- [PROBLEM DESCRIPTION]
Collect every line below that contains the word "name".

BEGIN

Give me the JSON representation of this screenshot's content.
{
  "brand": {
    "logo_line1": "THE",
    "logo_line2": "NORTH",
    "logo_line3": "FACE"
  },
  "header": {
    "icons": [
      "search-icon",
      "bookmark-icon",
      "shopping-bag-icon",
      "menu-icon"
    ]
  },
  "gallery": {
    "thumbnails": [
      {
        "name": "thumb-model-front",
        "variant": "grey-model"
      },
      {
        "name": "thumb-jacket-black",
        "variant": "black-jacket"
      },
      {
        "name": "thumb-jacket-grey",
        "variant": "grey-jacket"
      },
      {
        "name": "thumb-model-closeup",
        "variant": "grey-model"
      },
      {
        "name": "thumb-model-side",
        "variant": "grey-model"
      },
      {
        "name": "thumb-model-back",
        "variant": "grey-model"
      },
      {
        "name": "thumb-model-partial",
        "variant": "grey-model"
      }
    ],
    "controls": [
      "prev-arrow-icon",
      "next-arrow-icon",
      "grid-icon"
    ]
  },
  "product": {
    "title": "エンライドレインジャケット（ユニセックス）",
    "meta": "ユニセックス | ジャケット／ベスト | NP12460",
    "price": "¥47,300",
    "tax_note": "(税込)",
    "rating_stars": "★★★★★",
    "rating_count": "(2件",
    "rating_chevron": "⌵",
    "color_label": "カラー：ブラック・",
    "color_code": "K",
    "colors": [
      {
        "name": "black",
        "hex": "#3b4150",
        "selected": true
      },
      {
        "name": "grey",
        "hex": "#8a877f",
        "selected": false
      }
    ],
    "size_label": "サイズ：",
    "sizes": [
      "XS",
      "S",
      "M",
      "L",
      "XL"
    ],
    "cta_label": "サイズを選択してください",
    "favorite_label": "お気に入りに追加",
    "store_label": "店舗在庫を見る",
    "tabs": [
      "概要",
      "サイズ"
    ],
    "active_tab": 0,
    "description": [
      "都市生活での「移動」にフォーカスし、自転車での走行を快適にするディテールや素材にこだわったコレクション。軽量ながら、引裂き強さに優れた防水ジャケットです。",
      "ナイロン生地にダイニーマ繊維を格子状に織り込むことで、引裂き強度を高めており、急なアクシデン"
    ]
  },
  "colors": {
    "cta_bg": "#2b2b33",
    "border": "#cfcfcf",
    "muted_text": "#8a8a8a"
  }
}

END

- [WRITTEN RESPONSE]
        "name": "thumb-model-front",
        "name": "thumb-jacket-black",
        "name": "thumb-jacket-grey",
        "name": "thumb-model-closeup",
        "name": "thumb-model-side",
        "name": "thumb-model-back",
        "name": "thumb-model-partial",
        "name": "black",
        "name": "grey",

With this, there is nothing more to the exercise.